Written task — Provide only the number of lines in the listing that contain the string "kommun".

━━━━━━━━━━

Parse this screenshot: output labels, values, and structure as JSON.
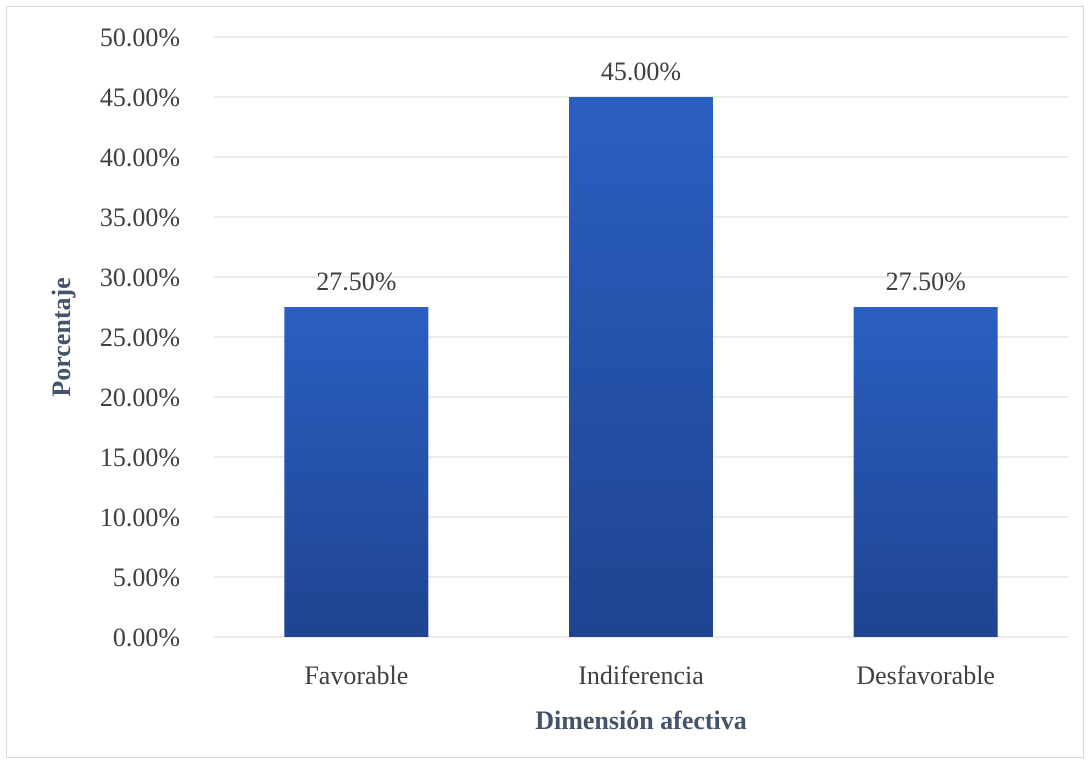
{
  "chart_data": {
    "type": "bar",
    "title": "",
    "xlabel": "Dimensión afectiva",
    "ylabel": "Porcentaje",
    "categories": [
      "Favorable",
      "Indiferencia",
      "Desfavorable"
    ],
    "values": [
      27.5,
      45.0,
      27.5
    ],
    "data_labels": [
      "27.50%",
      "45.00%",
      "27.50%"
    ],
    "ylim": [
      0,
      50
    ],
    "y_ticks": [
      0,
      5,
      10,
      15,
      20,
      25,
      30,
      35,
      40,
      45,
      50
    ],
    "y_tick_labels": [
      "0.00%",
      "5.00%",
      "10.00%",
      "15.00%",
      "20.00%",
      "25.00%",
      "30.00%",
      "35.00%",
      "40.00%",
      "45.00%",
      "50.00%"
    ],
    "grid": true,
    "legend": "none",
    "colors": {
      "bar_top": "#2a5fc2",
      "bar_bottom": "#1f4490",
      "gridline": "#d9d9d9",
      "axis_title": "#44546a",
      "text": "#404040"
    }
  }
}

━━━━━━━━━━

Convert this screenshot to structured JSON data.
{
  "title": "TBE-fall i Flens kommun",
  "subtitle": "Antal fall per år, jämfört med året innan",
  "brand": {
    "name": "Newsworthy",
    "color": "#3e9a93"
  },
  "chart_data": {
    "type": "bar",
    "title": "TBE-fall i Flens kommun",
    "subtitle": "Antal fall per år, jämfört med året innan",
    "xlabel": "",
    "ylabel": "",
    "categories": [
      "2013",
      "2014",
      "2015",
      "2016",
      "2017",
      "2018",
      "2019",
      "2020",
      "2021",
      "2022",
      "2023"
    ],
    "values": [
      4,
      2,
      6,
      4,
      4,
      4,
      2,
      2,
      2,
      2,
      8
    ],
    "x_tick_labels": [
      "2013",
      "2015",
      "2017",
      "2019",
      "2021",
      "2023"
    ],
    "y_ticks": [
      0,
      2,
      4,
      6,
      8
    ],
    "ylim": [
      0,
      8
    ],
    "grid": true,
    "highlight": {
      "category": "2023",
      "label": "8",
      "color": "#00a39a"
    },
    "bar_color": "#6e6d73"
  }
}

━━━━━━━━━━

Answer — 2